§ **To be done**: In the records below, pick out all lines containing the word "повторяющиеся".

(Dataset items)
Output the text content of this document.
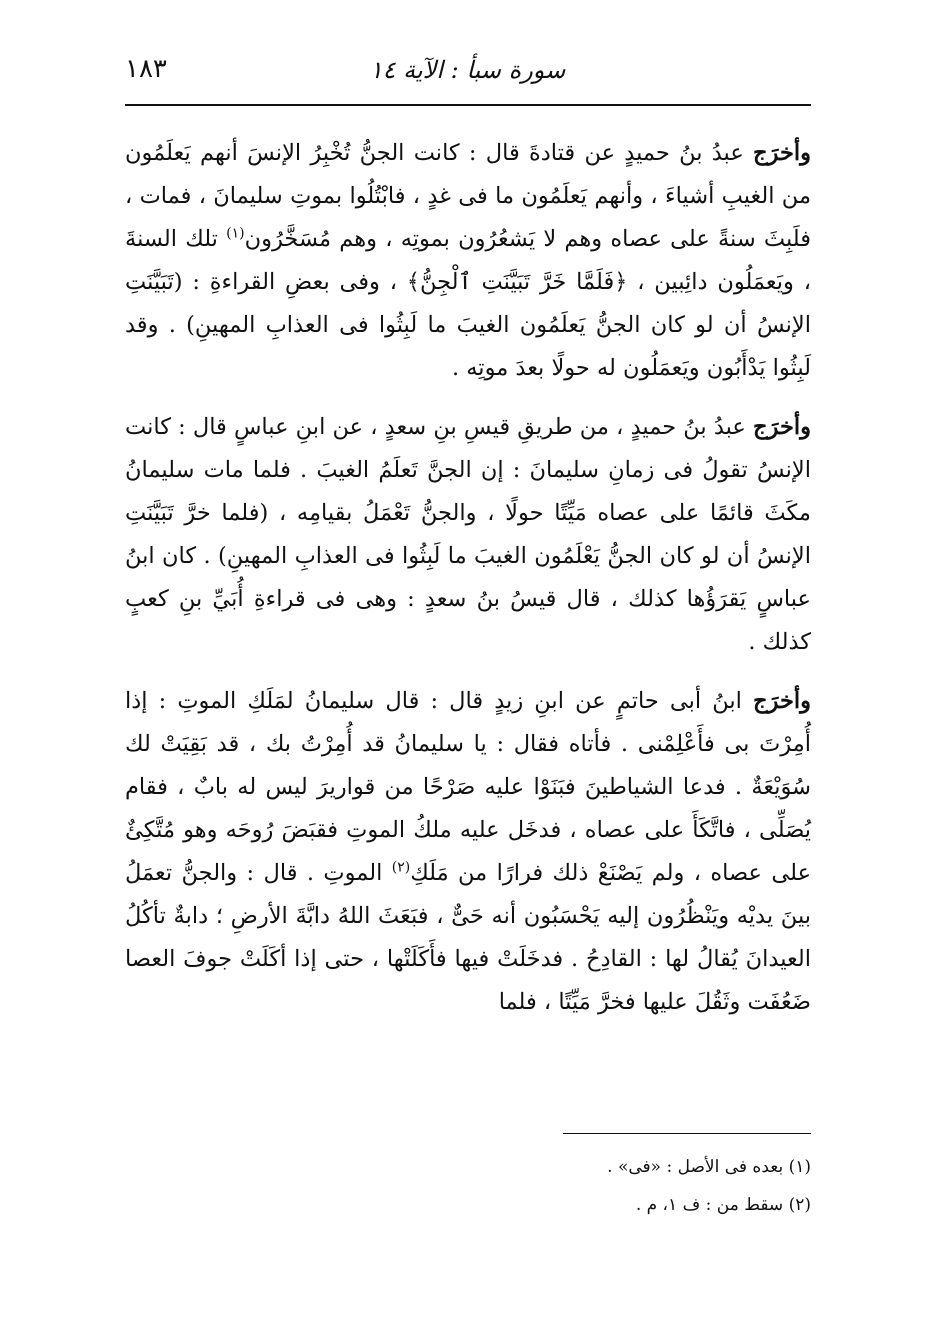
سورة سبأ : الآية ١٤
١٨٣

وأخرَج عبدُ بنُ حميدٍ عن قتادةَ قال : كانت الجنُّ تُخْبِرُ الإنسَ أنهم يَعلَمُون من الغيبِ أشياءَ ، وأنهم يَعلَمُون ما فى غدٍ ، فابْتُلُوا بموتِ سليمانَ ، فمات ، فلَبِثَ سنةً على عصاه وهم لا يَشعُرُون بموتِه ، وهم مُسَخَّرُون$^{(١)}$ تلك السنةَ ، ويَعمَلُون دائِبين ، ﴿فَلَمَّا خَرَّ تَبَيَّنَتِ ٱلْجِنُّ﴾ ، وفى بعضِ القراءةِ : (تَبَيَّنَتِ الإنسُ أن لو كان الجنُّ يَعلَمُون الغيبَ ما لَبِثُوا فى العذابِ المهينِ) . وقد لَبِثُوا يَدْأَبُون ويَعمَلُون له حولًا بعدَ موتِه .

وأخرَج عبدُ بنُ حميدٍ ، من طريقِ قيسِ بنِ سعدٍ ، عن ابنِ عباسٍ قال : كانت الإنسُ تقولُ فى زمانِ سليمانَ : إن الجنَّ تَعلَمُ الغيبَ . فلما مات سليمانُ مكَثَ قائمًا على عصاه مَيِّتًا حولًا ، والجنُّ تَعْمَلُ بقيامِه ، (فلما خرَّ تَبَيَّنَتِ الإنسُ أن لو كان الجنُّ يَعْلَمُون الغيبَ ما لَبِثُوا فى العذابِ المهينِ) . كان ابنُ عباسٍ يَقرَؤُها كذلك ، قال قيسُ بنُ سعدٍ : وهى فى قراءةِ أُبَيِّ بنِ كعبٍ كذلك .

وأخرَج ابنُ أبى حاتمٍ عن ابنِ زيدٍ قال : قال سليمانُ لمَلَكِ الموتِ : إذا أُمِرْتَ بى فأَعْلِمْنى . فأتاه فقال : يا سليمانُ قد أُمِرْتُ بك ، قد بَقِيَتْ لك سُوَيْعَةٌ . فدعا الشياطينَ فبَنَوْا عليه صَرْحًا من قواريرَ ليس له بابٌ ، فقام يُصَلِّى ، فاتَّكَأَ على عصاه ، فدخَل عليه ملكُ الموتِ فقبَضَ رُوحَه وهو مُتَّكِئٌ على عصاه ، ولم يَصْنَعْ ذلك فرارًا من مَلَكِ$^{(٢)}$ الموتِ . قال : والجنُّ تعمَلُ بينَ يديْه ويَنْظُرُون إليه يَحْسَبُون أنه حَىٌّ ، فبَعَثَ اللهُ دابَّةَ الأرضِ ؛ دابةٌ تأكُلُ العيدانَ يُقالُ لها : القادِحُ . فدخَلَتْ فيها فأَكَلَتْها ، حتى إذا أكَلَتْ جوفَ العصا ضَعُفَت وثَقُلَ عليها فخرَّ مَيِّتًا ، فلما

(١) بعده فى الأصل : «فى» .
(٢) سقط من : ف ١، م .
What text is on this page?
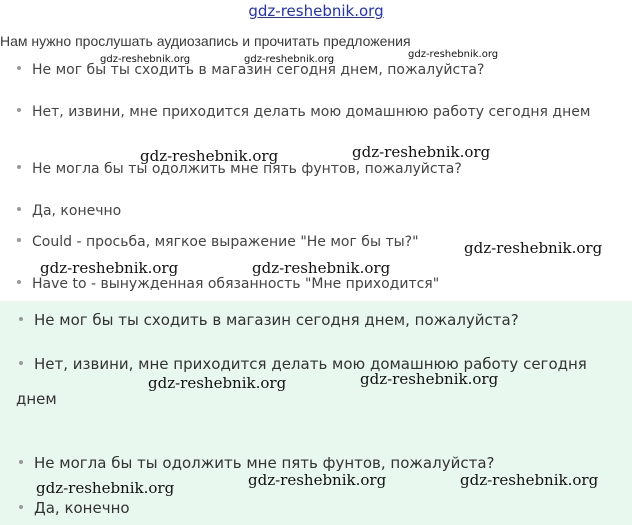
gdz-reshebnik.org
Нам нужно прослушать аудиозапись и прочитать предложения
Не мог бы ты сходить в магазин сегодня днем, пожалуйста?
Нет, извини, мне приходится делать мою домашнюю работу сегодня днем
Не могла бы ты одолжить мне пять фунтов, пожалуйста?
Да, конечно
Could - просьба, мягкое выражение "Не мог бы ты?"
Have to - вынужденная обязанность "Мне приходится"
Не мог бы ты сходить в магазин сегодня днем, пожалуйста?
Нет, извини, мне приходится делать мою домашнюю работу сегодня
днем
Не могла бы ты одолжить мне пять фунтов, пожалуйста?
Да, конечно
gdz-reshebnik.org	gdz-reshebnik.org	gdz-reshebnik.org
gdz-reshebnik.org	gdz-reshebnik.org
gdz-reshebnik.org
gdz-reshebnik.org	gdz-reshebnik.org
gdz-reshebnik.org	gdz-reshebnik.org
gdz-reshebnik.org	gdz-reshebnik.org	gdz-reshebnik.org
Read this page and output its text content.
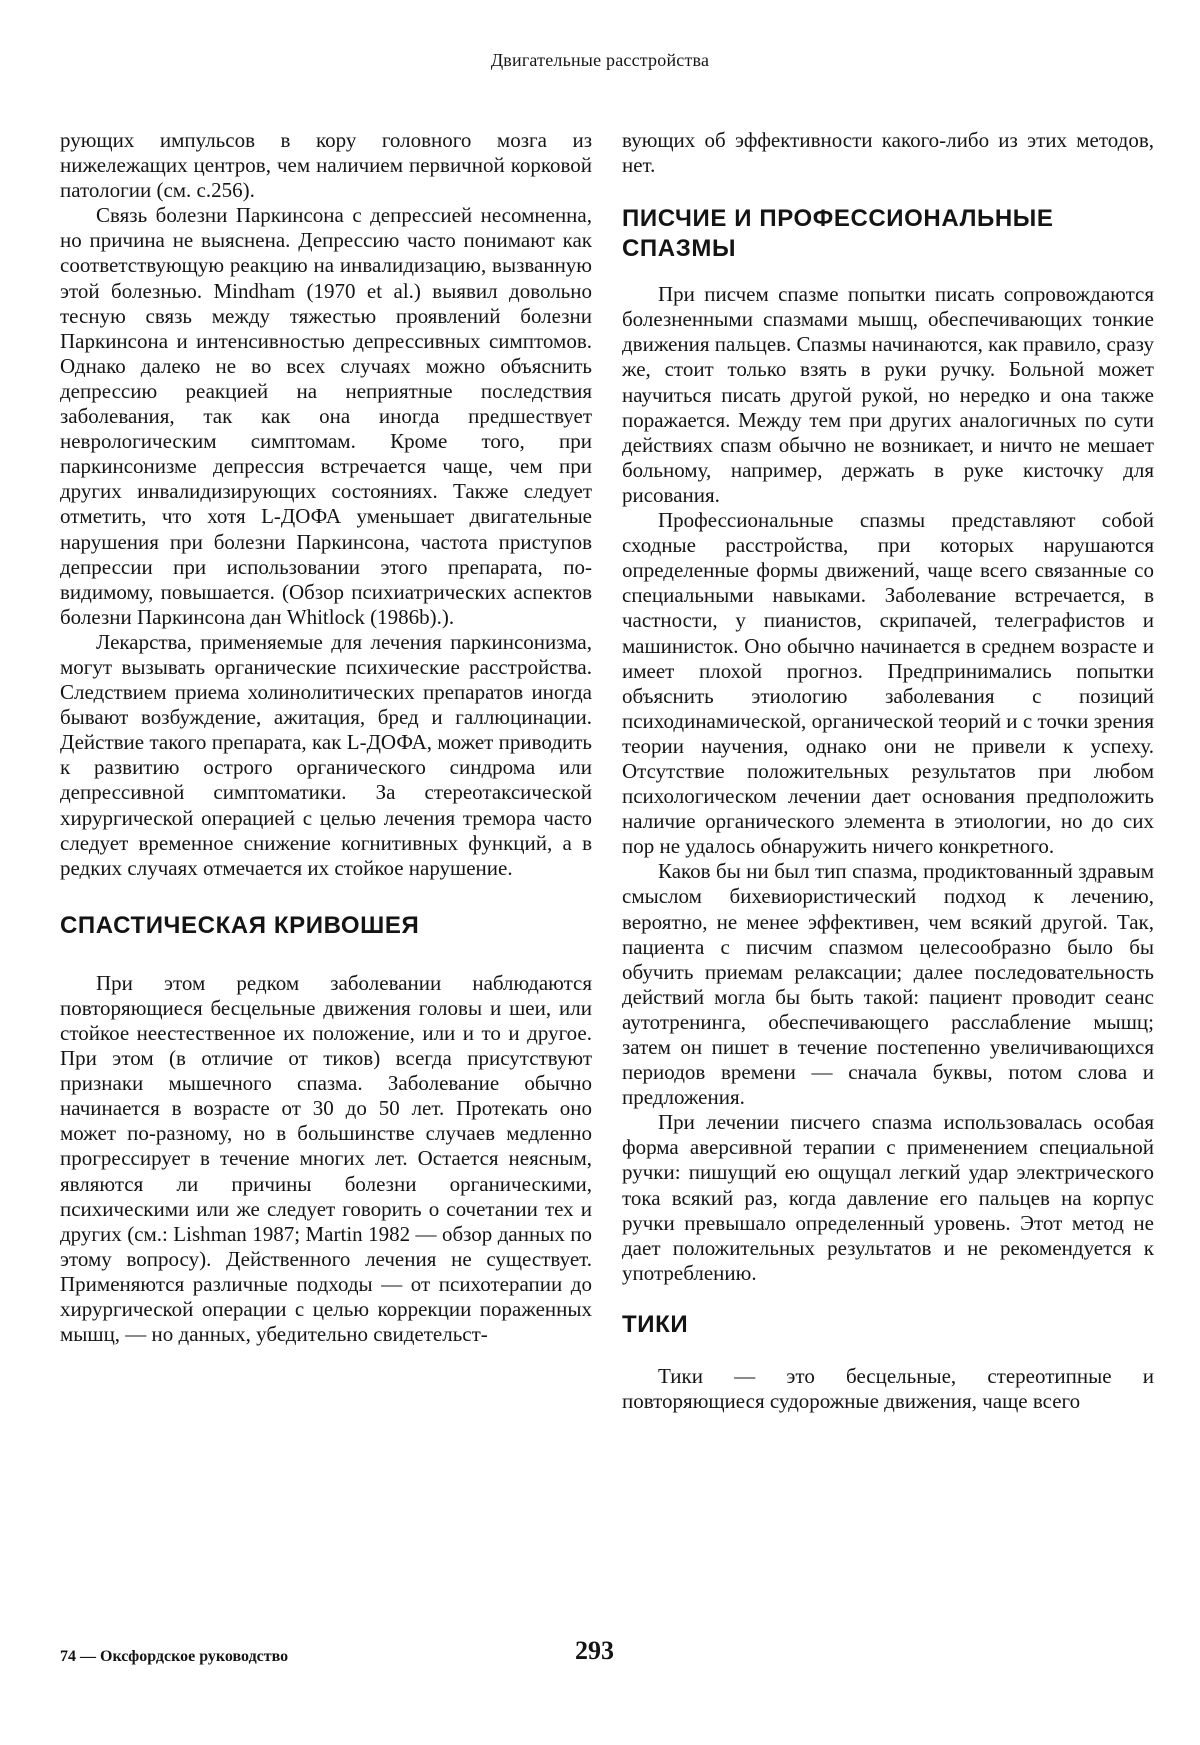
Двигательные расстройства

рующих импульсов в кору головного мозга из нижележащих центров, чем наличием первичной корковой патологии (см. с.256).

Связь болезни Паркинсона с депрессией несомненна, но причина не выяснена. Депрессию часто понимают как соответствующую реакцию на инвалидизацию, вызванную этой болезнью. Mindham (1970 et al.) выявил довольно тесную связь между тяжестью проявлений болезни Паркинсона и интенсивностью депрессивных симптомов. Однако далеко не во всех случаях можно объяснить депрессию реакцией на неприятные последствия заболевания, так как она иногда предшествует неврологическим симптомам. Кроме того, при паркинсонизме депрессия встречается чаще, чем при других инвалидизирующих состояниях. Также следует отметить, что хотя L-ДОФА уменьшает двигательные нарушения при болезни Паркинсона, частота приступов депрессии при использовании этого препарата, по-видимому, повышается. (Обзор психиатрических аспектов болезни Паркинсона дан Whitlock (1986b).).

Лекарства, применяемые для лечения паркинсонизма, могут вызывать органические психические расстройства. Следствием приема холинолитических препаратов иногда бывают возбуждение, ажитация, бред и галлюцинации. Действие такого препарата, как L-ДОФА, может приводить к развитию острого органического синдрома или депрессивной симптоматики. За стереотаксической хирургической операцией с целью лечения тремора часто следует временное снижение когнитивных функций, а в редких случаях отмечается их стойкое нарушение.

СПАСТИЧЕСКАЯ КРИВОШЕЯ

При этом редком заболевании наблюдаются повторяющиеся бесцельные движения головы и шеи, или стойкое неестественное их положение, или и то и другое. При этом (в отличие от тиков) всегда присутствуют признаки мышечного спазма. Заболевание обычно начинается в возрасте от 30 до 50 лет. Протекать оно может по-разному, но в большинстве случаев медленно прогрессирует в течение многих лет. Остается неясным, являются ли причины болезни органическими, психическими или же следует говорить о сочетании тех и других (см.: Lishman 1987; Martin 1982 — обзор данных по этому вопросу). Действенного лечения не существует. Применяются различные подходы — от психотерапии до хирургической операции с целью коррекции пораженных мышц, — но данных, убедительно свидетельст-

вующих об эффективности какого-либо из этих методов, нет.

ПИСЧИЕ И ПРОФЕССИОНАЛЬНЫЕ СПАЗМЫ

При писчем спазме попытки писать сопровождаются болезненными спазмами мышц, обеспечивающих тонкие движения пальцев. Спазмы начинаются, как правило, сразу же, стоит только взять в руки ручку. Больной может научиться писать другой рукой, но нередко и она также поражается. Между тем при других аналогичных по сути действиях спазм обычно не возникает, и ничто не мешает больному, например, держать в руке кисточку для рисования.

Профессиональные спазмы представляют собой сходные расстройства, при которых нарушаются определенные формы движений, чаще всего связанные со специальными навыками. Заболевание встречается, в частности, у пианистов, скрипачей, телеграфистов и машинисток. Оно обычно начинается в среднем возрасте и имеет плохой прогноз. Предпринимались попытки объяснить этиологию заболевания с позиций психодинамической, органической теорий и с точки зрения теории научения, однако они не привели к успеху. Отсутствие положительных результатов при любом психологическом лечении дает основания предположить наличие органического элемента в этиологии, но до сих пор не удалось обнаружить ничего конкретного.

Каков бы ни был тип спазма, продиктованный здравым смыслом бихевиористический подход к лечению, вероятно, не менее эффективен, чем всякий другой. Так, пациента с писчим спазмом целесообразно было бы обучить приемам релаксации; далее последовательность действий могла бы быть такой: пациент проводит сеанс аутотренинга, обеспечивающего расслабление мышц; затем он пишет в течение постепенно увеличивающихся периодов времени — сначала буквы, потом слова и предложения.

При лечении писчего спазма использовалась особая форма аверсивной терапии с применением специальной ручки: пишущий ею ощущал легкий удар электрического тока всякий раз, когда давление его пальцев на корпус ручки превышало определенный уровень. Этот метод не дает положительных результатов и не рекомендуется к употреблению.

ТИКИ

Тики — это бесцельные, стереотипные и повторяющиеся судорожные движения, чаще всего

74 — Оксфордское руководство	293
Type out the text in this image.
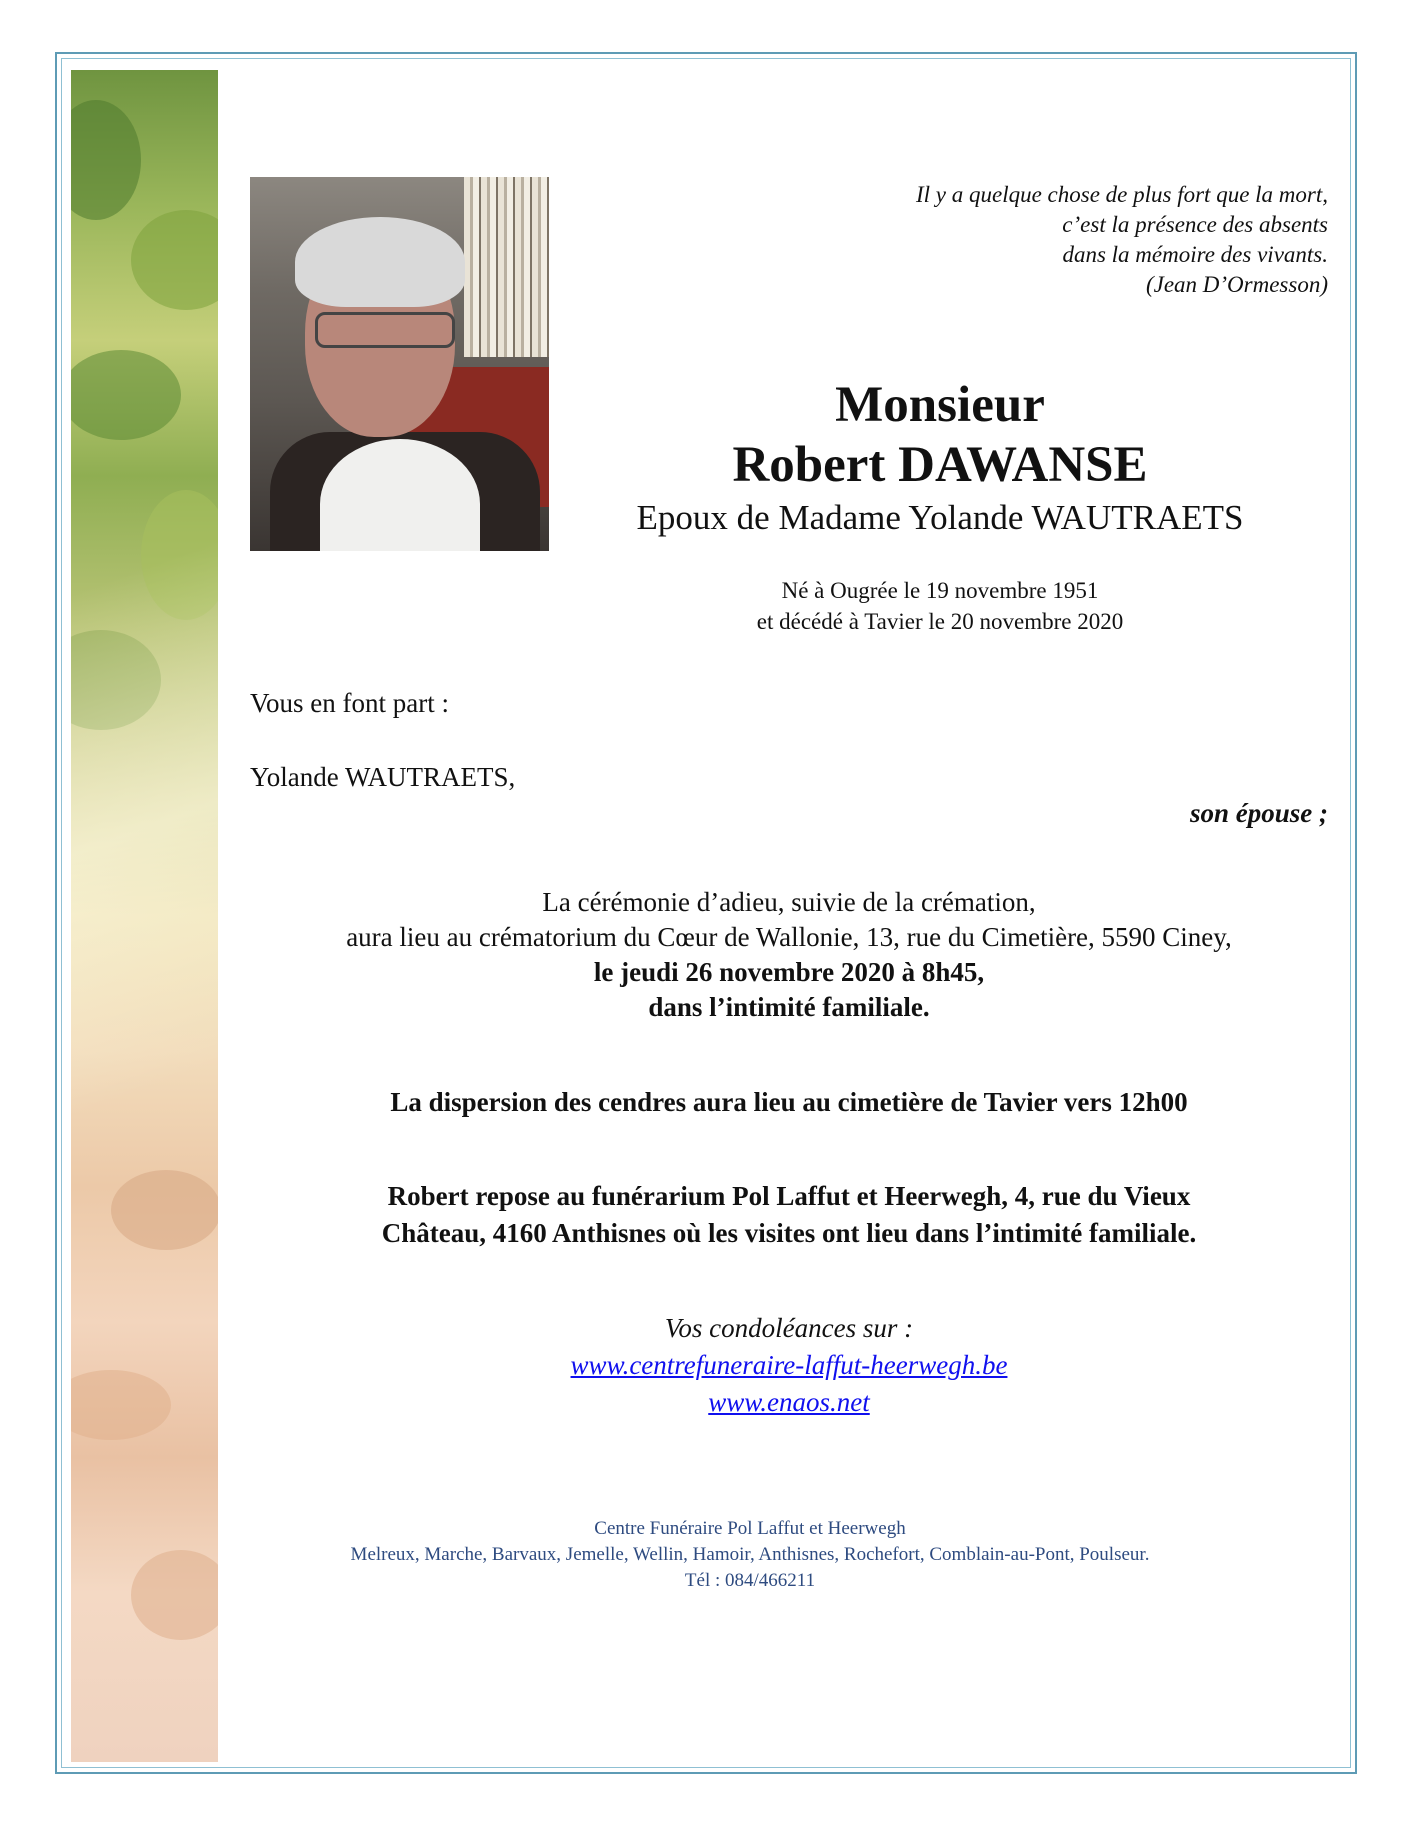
Il y a quelque chose de plus fort que la mort,
c’est la présence des absents
dans la mémoire des vivants.
(Jean D’Ormesson)
Monsieur
Robert DAWANSE
Epoux de Madame Yolande WAUTRAETS
Né à Ougrée le 19 novembre 1951
et décédé à Tavier le 20 novembre 2020
Vous en font part :
Yolande WAUTRAETS,
son épouse ;
La cérémonie d’adieu, suivie de la crémation,
aura lieu au crématorium du Cœur de Wallonie, 13, rue du Cimetière, 5590 Ciney,
le jeudi 26 novembre 2020 à 8h45,
dans l’intimité familiale.
La dispersion des cendres aura lieu au cimetière de Tavier vers 12h00
Robert repose au funérarium Pol Laffut et Heerwegh, 4, rue du Vieux
Château, 4160 Anthisnes où les visites ont lieu dans l’intimité familiale.
Vos condoléances sur :
www.centrefuneraire-laffut-heerwegh.be
www.enaos.net
Centre Funéraire Pol Laffut et Heerwegh
Melreux, Marche, Barvaux, Jemelle, Wellin, Hamoir, Anthisnes, Rochefort, Comblain-au-Pont, Poulseur.
Tél : 084/466211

§ **The reply**:
При этом редком заболевании наблюдаются повторяющиеся бесцельные движения головы и шеи, или стойкое неестественное их положение, или и то и другое. При этом (в отличие от тиков) всегда присутствуют признаки мышечного спазма. Заболевание обычно начинается в возрасте от 30 до 50 лет. Протекать оно может по-разному, но в большинстве случаев медленно прогрессирует в течение многих лет. Остается неясным, являются ли причины болезни органическими, психическими или же следует говорить о сочетании тех и других (см.: Lishman 1987; Martin 1982 — обзор данных по этому вопросу). Действенного лечения не существует. Применяются различные подходы — от психотерапии до хирургической операции с целью коррекции пораженных мышц, — но данных, убедительно свидетельст-
Тики — это бесцельные, стереотипные и повторяющиеся судорожные движения, чаще всего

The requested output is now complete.